-- Work instructions --
Here are some entries; quote each one exactly.

-- Rows --
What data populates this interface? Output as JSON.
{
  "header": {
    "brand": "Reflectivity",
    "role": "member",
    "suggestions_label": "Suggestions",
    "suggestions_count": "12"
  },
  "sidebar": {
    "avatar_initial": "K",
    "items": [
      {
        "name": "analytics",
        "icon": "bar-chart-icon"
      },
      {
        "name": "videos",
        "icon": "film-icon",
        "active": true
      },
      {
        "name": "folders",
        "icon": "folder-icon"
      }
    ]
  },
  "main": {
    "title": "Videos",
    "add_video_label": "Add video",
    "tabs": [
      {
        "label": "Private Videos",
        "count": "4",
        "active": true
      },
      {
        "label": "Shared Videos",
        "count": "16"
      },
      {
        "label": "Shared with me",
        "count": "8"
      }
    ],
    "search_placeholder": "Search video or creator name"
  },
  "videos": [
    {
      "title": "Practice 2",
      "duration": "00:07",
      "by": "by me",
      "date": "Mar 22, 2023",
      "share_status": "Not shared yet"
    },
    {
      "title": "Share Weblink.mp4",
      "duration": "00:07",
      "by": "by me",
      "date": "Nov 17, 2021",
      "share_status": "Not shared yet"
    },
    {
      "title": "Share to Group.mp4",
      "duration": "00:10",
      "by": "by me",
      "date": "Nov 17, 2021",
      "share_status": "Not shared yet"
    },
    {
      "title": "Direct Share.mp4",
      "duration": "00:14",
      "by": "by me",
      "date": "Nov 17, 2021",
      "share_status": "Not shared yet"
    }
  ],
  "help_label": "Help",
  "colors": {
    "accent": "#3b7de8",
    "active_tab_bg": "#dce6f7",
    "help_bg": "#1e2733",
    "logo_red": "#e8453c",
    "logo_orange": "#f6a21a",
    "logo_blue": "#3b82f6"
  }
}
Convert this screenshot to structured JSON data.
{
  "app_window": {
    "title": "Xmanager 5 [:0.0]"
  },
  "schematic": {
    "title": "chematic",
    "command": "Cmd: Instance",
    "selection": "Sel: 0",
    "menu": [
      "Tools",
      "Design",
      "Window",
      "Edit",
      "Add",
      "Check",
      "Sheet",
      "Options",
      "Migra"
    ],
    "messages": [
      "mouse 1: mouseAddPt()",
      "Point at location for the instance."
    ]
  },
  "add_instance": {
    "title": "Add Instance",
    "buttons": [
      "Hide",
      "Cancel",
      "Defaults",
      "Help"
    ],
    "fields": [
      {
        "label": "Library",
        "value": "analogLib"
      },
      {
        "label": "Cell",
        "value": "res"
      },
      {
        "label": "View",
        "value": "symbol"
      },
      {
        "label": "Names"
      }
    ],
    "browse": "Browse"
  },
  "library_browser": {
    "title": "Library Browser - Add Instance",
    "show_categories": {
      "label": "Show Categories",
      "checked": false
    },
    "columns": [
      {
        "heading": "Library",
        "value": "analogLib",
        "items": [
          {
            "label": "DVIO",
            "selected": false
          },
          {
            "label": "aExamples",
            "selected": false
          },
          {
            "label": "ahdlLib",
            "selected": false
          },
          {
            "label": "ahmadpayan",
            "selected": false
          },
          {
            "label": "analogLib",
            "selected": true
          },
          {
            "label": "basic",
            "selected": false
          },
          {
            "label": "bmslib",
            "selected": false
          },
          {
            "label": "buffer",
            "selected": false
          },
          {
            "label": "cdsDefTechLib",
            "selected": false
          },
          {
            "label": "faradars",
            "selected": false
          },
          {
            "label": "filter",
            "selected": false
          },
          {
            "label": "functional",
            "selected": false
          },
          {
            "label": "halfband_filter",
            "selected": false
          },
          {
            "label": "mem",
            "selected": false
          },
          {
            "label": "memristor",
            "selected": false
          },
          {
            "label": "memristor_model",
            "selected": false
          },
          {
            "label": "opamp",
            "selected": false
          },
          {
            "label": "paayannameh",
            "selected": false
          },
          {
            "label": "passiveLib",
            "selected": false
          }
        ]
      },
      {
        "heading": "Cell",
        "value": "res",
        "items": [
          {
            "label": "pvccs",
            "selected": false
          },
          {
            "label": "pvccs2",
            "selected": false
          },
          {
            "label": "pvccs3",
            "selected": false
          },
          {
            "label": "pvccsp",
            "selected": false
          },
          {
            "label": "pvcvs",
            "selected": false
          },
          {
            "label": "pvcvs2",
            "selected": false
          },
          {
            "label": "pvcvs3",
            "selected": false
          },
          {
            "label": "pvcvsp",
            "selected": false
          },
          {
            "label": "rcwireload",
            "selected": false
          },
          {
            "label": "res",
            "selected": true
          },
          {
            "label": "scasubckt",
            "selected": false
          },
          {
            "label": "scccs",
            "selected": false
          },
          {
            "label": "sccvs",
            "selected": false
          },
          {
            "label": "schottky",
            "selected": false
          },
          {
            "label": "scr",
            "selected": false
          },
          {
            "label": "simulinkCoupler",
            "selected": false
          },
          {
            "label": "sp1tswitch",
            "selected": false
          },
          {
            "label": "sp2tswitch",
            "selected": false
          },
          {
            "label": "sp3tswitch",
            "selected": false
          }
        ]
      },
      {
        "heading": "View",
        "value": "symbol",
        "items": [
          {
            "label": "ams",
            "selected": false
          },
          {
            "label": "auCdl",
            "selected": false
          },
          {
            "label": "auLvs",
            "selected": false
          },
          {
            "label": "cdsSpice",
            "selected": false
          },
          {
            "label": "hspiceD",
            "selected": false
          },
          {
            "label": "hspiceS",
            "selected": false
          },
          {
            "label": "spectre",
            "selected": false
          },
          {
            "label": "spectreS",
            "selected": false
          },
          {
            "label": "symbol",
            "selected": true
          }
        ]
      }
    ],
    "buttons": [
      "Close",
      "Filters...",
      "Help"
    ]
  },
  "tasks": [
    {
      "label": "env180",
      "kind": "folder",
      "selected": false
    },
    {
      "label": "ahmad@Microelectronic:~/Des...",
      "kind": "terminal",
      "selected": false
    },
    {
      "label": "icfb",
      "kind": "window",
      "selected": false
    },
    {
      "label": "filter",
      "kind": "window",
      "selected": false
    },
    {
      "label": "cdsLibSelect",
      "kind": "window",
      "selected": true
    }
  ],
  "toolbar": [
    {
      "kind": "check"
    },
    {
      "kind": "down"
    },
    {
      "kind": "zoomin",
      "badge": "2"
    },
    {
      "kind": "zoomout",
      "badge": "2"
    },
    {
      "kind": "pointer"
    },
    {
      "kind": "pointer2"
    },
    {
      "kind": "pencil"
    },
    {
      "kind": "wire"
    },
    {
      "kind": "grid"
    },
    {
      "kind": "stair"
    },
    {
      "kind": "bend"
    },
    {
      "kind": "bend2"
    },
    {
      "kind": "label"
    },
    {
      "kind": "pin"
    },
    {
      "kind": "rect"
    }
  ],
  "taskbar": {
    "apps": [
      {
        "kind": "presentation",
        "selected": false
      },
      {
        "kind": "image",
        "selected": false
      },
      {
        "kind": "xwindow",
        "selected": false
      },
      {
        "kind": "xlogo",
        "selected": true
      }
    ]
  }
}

-- Worked answer --
What data populates this interface? Output as JSON.
{
  "header": {
    "brand": "Reflectivity",
    "role": "member",
    "suggestions_label": "Suggestions",
    "suggestions_count": "12"
  },
  "sidebar": {
    "avatar_initial": "K",
    "items": [
      {
        "name": "analytics",
        "icon": "bar-chart-icon"
      },
      {
        "name": "videos",
        "icon": "film-icon",
        "active": true
      },
      {
        "name": "folders",
        "icon": "folder-icon"
      }
    ]
  },
  "main": {
    "title": "Videos",
    "add_video_label": "Add video",
    "tabs": [
      {
        "label": "Private Videos",
        "count": "4",
        "active": true
      },
      {
        "label": "Shared Videos",
        "count": "16"
      },
      {
        "label": "Shared with me",
        "count": "8"
      }
    ],
    "search_placeholder": "Search video or creator name"
  },
  "videos": [
    {
      "title": "Practice 2",
      "duration": "00:07",
      "by": "by me",
      "date": "Mar 22, 2023",
      "share_status": "Not shared yet"
    },
    {
      "title": "Share Weblink.mp4",
      "duration": "00:07",
      "by": "by me",
      "date": "Nov 17, 2021",
      "share_status": "Not shared yet"
    },
    {
      "title": "Share to Group.mp4",
      "duration": "00:10",
      "by": "by me",
      "date": "Nov 17, 2021",
      "share_status": "Not shared yet"
    },
    {
      "title": "Direct Share.mp4",
      "duration": "00:14",
      "by": "by me",
      "date": "Nov 17, 2021",
      "share_status": "Not shared yet"
    }
  ],
  "help_label": "Help",
  "colors": {
    "accent": "#3b7de8",
    "active_tab_bg": "#dce6f7",
    "help_bg": "#1e2733",
    "logo_red": "#e8453c",
    "logo_orange": "#f6a21a",
    "logo_blue": "#3b82f6"
  }
}
Convert this screenshot to structured JSON data.
{
  "app_window": {
    "title": "Xmanager 5 [:0.0]"
  },
  "schematic": {
    "title": "chematic",
    "command": "Cmd: Instance",
    "selection": "Sel: 0",
    "menu": [
      "Tools",
      "Design",
      "Window",
      "Edit",
      "Add",
      "Check",
      "Sheet",
      "Options",
      "Migra"
    ],
    "messages": [
      "mouse 1: mouseAddPt()",
      "Point at location for the instance."
    ]
  },
  "add_instance": {
    "title": "Add Instance",
    "buttons": [
      "Hide",
      "Cancel",
      "Defaults",
      "Help"
    ],
    "fields": [
      {
        "label": "Library",
        "value": "analogLib"
      },
      {
        "label": "Cell",
        "value": "res"
      },
      {
        "label": "View",
        "value": "symbol"
      },
      {
        "label": "Names"
      }
    ],
    "browse": "Browse"
  },
  "library_browser": {
    "title": "Library Browser - Add Instance",
    "show_categories": {
      "label": "Show Categories",
      "checked": false
    },
    "columns": [
      {
        "heading": "Library",
        "value": "analogLib",
        "items": [
          {
            "label": "DVIO",
            "selected": false
          },
          {
            "label": "aExamples",
            "selected": false
          },
          {
            "label": "ahdlLib",
            "selected": false
          },
          {
            "label": "ahmadpayan",
            "selected": false
          },
          {
            "label": "analogLib",
            "selected": true
          },
          {
            "label": "basic",
            "selected": false
          },
          {
            "label": "bmslib",
            "selected": false
          },
          {
            "label": "buffer",
            "selected": false
          },
          {
            "label": "cdsDefTechLib",
            "selected": false
          },
          {
            "label": "faradars",
            "selected": false
          },
          {
            "label": "filter",
            "selected": false
          },
          {
            "label": "functional",
            "selected": false
          },
          {
            "label": "halfband_filter",
            "selected": false
          },
          {
            "label": "mem",
            "selected": false
          },
          {
            "label": "memristor",
            "selected": false
          },
          {
            "label": "memristor_model",
            "selected": false
          },
          {
            "label": "opamp",
            "selected": false
          },
          {
            "label": "paayannameh",
            "selected": false
          },
          {
            "label": "passiveLib",
            "selected": false
          }
        ]
      },
      {
        "heading": "Cell",
        "value": "res",
        "items": [
          {
            "label": "pvccs",
            "selected": false
          },
          {
            "label": "pvccs2",
            "selected": false
          },
          {
            "label": "pvccs3",
            "selected": false
          },
          {
            "label": "pvccsp",
            "selected": false
          },
          {
            "label": "pvcvs",
            "selected": false
          },
          {
            "label": "pvcvs2",
            "selected": false
          },
          {
            "label": "pvcvs3",
            "selected": false
          },
          {
            "label": "pvcvsp",
            "selected": false
          },
          {
            "label": "rcwireload",
            "selected": false
          },
          {
            "label": "res",
            "selected": true
          },
          {
            "label": "scasubckt",
            "selected": false
          },
          {
            "label": "scccs",
            "selected": false
          },
          {
            "label": "sccvs",
            "selected": false
          },
          {
            "label": "schottky",
            "selected": false
          },
          {
            "label": "scr",
            "selected": false
          },
          {
            "label": "simulinkCoupler",
            "selected": false
          },
          {
            "label": "sp1tswitch",
            "selected": false
          },
          {
            "label": "sp2tswitch",
            "selected": false
          },
          {
            "label": "sp3tswitch",
            "selected": false
          }
        ]
      },
      {
        "heading": "View",
        "value": "symbol",
        "items": [
          {
            "label": "ams",
            "selected": false
          },
          {
            "label": "auCdl",
            "selected": false
          },
          {
            "label": "auLvs",
            "selected": false
          },
          {
            "label": "cdsSpice",
            "selected": false
          },
          {
            "label": "hspiceD",
            "selected": false
          },
          {
            "label": "hspiceS",
            "selected": false
          },
          {
            "label": "spectre",
            "selected": false
          },
          {
            "label": "spectreS",
            "selected": false
          },
          {
            "label": "symbol",
            "selected": true
          }
        ]
      }
    ],
    "buttons": [
      "Close",
      "Filters...",
      "Help"
    ]
  },
  "tasks": [
    {
      "label": "env180",
      "kind": "folder",
      "selected": false
    },
    {
      "label": "ahmad@Microelectronic:~/Des...",
      "kind": "terminal",
      "selected": false
    },
    {
      "label": "icfb",
      "kind": "window",
      "selected": false
    },
    {
      "label": "filter",
      "kind": "window",
      "selected": false
    },
    {
      "label": "cdsLibSelect",
      "kind": "window",
      "selected": true
    }
  ],
  "toolbar": [
    {
      "kind": "check"
    },
    {
      "kind": "down"
    },
    {
      "kind": "zoomin",
      "badge": "2"
    },
    {
      "kind": "zoomout",
      "badge": "2"
    },
    {
      "kind": "pointer"
    },
    {
      "kind": "pointer2"
    },
    {
      "kind": "pencil"
    },
    {
      "kind": "wire"
    },
    {
      "kind": "grid"
    },
    {
      "kind": "stair"
    },
    {
      "kind": "bend"
    },
    {
      "kind": "bend2"
    },
    {
      "kind": "label"
    },
    {
      "kind": "pin"
    },
    {
      "kind": "rect"
    }
  ],
  "taskbar": {
    "apps": [
      {
        "kind": "presentation",
        "selected": false
      },
      {
        "kind": "image",
        "selected": false
      },
      {
        "kind": "xwindow",
        "selected": false
      },
      {
        "kind": "xlogo",
        "selected": true
      }
    ]
  }
}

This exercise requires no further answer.